Goal of the exercise: Set each entry down verbatim, omitting images.

## START Working data

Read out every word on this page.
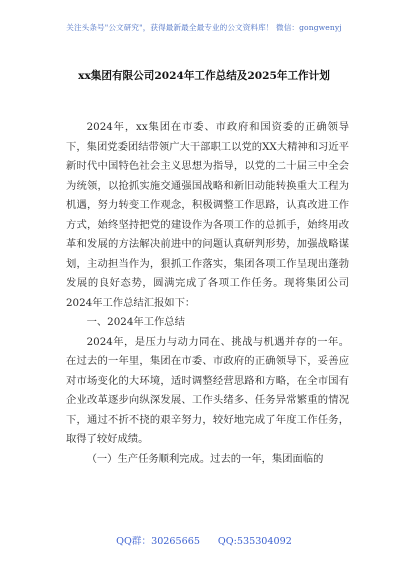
关注头条号"公文研究"，获得最新最全最专业的公文资料库！ 微信：gongwenyj
xx集团有限公司2024年工作总结及2025年工作计划

2024年，xx集团在市委、市政府和国资委的正确领导下，集团党委团结带领广大干部职工以党的XX大精神和习近平新时代中国特色社会主义思想为指导，以党的二十届三中全会为统领，以抢抓实施交通强国战略和新旧动能转换重大工程为机遇，努力转变工作观念，积极调整工作思路，认真改进工作方式，始终坚持把党的建设作为各项工作的总抓手，始终用改革和发展的方法解决前进中的问题认真研判形势，加强战略谋划，主动担当作为，狠抓工作落实，集团各项工作呈现出蓬勃发展的良好态势，圆满完成了各项工作任务。现将集团公司2024年工作总结汇报如下：

一、2024年工作总结

2024年，是压力与动力同在、挑战与机遇并存的一年。在过去的一年里，集团在市委、市政府的正确领导下，妥善应对市场变化的大环境，适时调整经营思路和方略，在全市国有企业改革逐步向纵深发展、工作头绪多、任务异常繁重的情况下，通过不折不挠的艰辛努力，较好地完成了年度工作任务，取得了较好成绩。

（一）生产任务顺利完成。过去的一年，集团面临的

QQ群：30265665 QQ:535304092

## END Working data

Full answer:
Read out every word on this page.
关注头条号"公文研究"，获得最新最全最专业的公文资料库！ 微信：gongwenyj
xx集团有限公司2024年工作总结及2025年工作计划

2024年，xx集团在市委、市政府和国资委的正确领导下，集团党委团结带领广大干部职工以党的XX大精神和习近平新时代中国特色社会主义思想为指导，以党的二十届三中全会为统领，以抢抓实施交通强国战略和新旧动能转换重大工程为机遇，努力转变工作观念，积极调整工作思路，认真改进工作方式，始终坚持把党的建设作为各项工作的总抓手，始终用改革和发展的方法解决前进中的问题认真研判形势，加强战略谋划，主动担当作为，狠抓工作落实，集团各项工作呈现出蓬勃发展的良好态势，圆满完成了各项工作任务。现将集团公司2024年工作总结汇报如下：

一、2024年工作总结

2024年，是压力与动力同在、挑战与机遇并存的一年。在过去的一年里，集团在市委、市政府的正确领导下，妥善应对市场变化的大环境，适时调整经营思路和方略，在全市国有企业改革逐步向纵深发展、工作头绪多、任务异常繁重的情况下，通过不折不挠的艰辛努力，较好地完成了年度工作任务，取得了较好成绩。

（一）生产任务顺利完成。过去的一年，集团面临的

QQ群：30265665 QQ:535304092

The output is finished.